> _Texto de estudio_:
================

Por eso, el punto central no es pensar que las nuevas generaciones no quieren trabajar, sino entender que se están redefiniendo. Para algunos, eso se traduce en crear empresa, para otros, en empleos híbridos, trabajo remoto, proyectos freelance o carreras con mayor flexibilidad.
¿Cómo unir fuerzas para que entre públicos y privados se incentive el emprendimiento juvenil en Colombia?
Unir fuerzas en el contexto colombiano requiere pasar de esfuerzos aislados a un ecosistema integrado. Cuando el Estado genera oportunidades, el sector privado abre espacios y la academia desarrolla capacidades, el emprendimiento deja de ser un acto de supervivencia y puede convertirse en una estrategia real de innovación, inclusión y desarrollo para el país. Ningún actor, por sí solo, puede responder a los desafíos que enfrentan los jóvenes emprendedores: acceso limitado a financiamiento, formación poco conectada con el mercado, informalidad y falta de redes de apoyo. En el fondo, unir fuerzas implica dejar de ver el emprendimiento juvenil como una responsabilidad aislada. Esto permite que el emprendimiento se entienda no solo como crear empresa, sino como una capacidad para transformar contextos sociales y económicos.

================

> _Datos_:
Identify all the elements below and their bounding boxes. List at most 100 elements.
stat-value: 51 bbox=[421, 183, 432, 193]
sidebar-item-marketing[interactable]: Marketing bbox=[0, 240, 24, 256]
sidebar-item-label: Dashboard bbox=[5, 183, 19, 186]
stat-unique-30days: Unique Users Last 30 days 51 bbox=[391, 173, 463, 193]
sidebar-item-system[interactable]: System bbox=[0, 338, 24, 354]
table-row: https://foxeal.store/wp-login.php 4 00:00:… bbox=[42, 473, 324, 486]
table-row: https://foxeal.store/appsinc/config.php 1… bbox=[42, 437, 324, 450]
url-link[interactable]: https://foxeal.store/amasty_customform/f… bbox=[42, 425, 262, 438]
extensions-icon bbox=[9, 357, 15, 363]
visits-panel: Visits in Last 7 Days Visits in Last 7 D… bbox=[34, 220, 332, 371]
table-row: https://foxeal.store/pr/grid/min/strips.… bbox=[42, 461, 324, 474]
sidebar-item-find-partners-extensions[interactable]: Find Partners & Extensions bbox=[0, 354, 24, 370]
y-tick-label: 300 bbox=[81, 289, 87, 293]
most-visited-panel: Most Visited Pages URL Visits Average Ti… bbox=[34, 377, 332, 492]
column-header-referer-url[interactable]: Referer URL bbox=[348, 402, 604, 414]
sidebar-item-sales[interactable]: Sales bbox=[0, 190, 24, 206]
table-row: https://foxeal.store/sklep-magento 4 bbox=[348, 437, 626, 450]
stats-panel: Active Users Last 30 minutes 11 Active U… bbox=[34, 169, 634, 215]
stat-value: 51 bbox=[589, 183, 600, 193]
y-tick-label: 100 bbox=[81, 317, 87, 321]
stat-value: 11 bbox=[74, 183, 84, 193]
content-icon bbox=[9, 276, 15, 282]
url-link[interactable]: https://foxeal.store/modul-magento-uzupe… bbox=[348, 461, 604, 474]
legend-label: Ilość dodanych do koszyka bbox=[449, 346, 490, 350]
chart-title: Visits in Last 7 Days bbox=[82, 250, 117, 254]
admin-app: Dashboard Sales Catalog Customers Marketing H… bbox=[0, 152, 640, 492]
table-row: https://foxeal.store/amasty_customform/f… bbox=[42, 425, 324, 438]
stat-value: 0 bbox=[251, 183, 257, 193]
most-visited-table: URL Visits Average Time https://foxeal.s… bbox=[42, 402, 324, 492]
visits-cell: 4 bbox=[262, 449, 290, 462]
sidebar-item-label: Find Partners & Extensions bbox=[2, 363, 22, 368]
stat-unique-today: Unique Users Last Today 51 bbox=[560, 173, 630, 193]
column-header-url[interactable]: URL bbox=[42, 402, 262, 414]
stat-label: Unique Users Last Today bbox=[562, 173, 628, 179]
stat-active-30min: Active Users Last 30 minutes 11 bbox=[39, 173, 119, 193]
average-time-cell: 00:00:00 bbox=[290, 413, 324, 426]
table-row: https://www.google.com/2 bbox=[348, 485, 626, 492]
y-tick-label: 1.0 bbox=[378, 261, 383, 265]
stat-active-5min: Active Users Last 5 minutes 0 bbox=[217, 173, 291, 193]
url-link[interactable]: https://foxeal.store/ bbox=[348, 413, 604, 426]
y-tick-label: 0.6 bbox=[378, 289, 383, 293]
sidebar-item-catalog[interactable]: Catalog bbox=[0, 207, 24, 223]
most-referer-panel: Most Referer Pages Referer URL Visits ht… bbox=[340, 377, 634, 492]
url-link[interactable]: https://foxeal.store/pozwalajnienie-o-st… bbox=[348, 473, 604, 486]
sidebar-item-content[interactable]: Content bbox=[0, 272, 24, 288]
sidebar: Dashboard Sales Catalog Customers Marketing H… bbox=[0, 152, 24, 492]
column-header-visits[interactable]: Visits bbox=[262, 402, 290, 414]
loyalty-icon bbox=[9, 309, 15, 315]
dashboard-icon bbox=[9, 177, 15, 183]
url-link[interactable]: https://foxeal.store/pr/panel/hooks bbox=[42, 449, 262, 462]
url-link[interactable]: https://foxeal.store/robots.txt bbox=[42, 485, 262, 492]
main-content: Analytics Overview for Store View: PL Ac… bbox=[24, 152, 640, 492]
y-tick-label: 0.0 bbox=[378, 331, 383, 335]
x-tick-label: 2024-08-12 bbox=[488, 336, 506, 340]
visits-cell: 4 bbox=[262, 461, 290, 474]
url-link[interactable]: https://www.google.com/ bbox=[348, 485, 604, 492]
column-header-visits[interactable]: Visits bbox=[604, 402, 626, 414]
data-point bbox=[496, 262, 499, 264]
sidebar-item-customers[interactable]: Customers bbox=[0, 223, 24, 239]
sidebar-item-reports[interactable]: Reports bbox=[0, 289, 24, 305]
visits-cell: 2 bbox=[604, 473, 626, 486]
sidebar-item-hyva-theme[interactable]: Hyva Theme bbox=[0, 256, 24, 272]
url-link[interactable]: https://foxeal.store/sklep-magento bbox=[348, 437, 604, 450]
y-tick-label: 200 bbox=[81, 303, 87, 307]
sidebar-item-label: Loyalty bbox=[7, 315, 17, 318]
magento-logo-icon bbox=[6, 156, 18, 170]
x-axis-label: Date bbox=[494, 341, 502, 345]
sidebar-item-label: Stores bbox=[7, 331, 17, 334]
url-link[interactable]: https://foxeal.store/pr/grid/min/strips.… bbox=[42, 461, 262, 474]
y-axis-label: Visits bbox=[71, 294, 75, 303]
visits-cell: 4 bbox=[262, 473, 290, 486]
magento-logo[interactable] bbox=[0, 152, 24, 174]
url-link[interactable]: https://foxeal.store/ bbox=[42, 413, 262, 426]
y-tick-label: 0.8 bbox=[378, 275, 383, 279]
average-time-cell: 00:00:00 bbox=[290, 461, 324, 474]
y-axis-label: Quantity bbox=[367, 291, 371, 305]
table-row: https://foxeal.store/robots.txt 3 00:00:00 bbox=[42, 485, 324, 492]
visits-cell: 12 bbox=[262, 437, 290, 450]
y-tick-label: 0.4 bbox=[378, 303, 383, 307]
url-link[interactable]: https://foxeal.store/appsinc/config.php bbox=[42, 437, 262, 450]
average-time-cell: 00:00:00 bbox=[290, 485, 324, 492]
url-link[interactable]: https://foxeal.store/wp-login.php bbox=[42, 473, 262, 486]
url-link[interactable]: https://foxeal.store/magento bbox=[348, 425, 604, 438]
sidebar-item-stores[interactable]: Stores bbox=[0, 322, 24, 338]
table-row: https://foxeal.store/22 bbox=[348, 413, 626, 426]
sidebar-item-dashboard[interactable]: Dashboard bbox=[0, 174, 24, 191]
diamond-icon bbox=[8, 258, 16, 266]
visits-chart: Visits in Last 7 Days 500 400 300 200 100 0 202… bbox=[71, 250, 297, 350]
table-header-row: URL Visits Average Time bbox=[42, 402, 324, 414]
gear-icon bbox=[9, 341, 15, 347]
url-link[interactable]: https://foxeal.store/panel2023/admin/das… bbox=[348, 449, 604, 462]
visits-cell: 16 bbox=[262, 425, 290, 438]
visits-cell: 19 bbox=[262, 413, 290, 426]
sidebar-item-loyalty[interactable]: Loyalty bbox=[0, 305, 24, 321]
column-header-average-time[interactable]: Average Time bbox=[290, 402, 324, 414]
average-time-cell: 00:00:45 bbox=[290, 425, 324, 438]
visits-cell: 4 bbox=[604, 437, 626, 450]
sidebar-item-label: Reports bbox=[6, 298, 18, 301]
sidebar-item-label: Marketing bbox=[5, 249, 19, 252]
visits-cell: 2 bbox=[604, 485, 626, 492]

================

> _Conjunto de tareas_:
A – Reproduce del texto sobre emprendimiento juvenil el fragmento entre "Por eso, el" y "juvenil en Colombia?", ambos incluidos.
B – Según el texto sobre emprendimiento juvenil, ¿qué desafíos enfrentan los jóvenes emprendedores?
C – Resume, por favor, el texto sobre emprendimiento juvenil en dos oraciones.

> _Respuestas del ejercicio_:
A –
Por eso, el punto central no es pensar que las nuevas generaciones no quieren trabajar, sino entender que se están redefiniendo. Para algunos, eso se traduce en crear empresa, para otros, en empleos híbridos, trabajo remoto, proyectos freelance o carreras con mayor flexibilidad.
¿Cómo unir fuerzas para que entre públicos y privados se incentive el emprendimiento juvenil en Colombia?

B – Acceso limitado a financiamiento, formación poco conectada con el mercado, informalidad y falta de redes de apoyo.

C – Las nuevas generaciones no rechazan el trabajo, sino que lo están redefiniendo mediante la creación de empresa, los empleos híbridos, el trabajo remoto, los proyectos freelance o las carreras más flexibles. Para incentivar el emprendimiento juvenil en Colombia hay que pasar de esfuerzos aislados a un ecosistema integrado entre el Estado, el sector privado y la academia, porque ningún actor puede por sí solo responder a desafíos como el acceso limitado a financiamiento, la informalidad o la falta de redes de apoyo.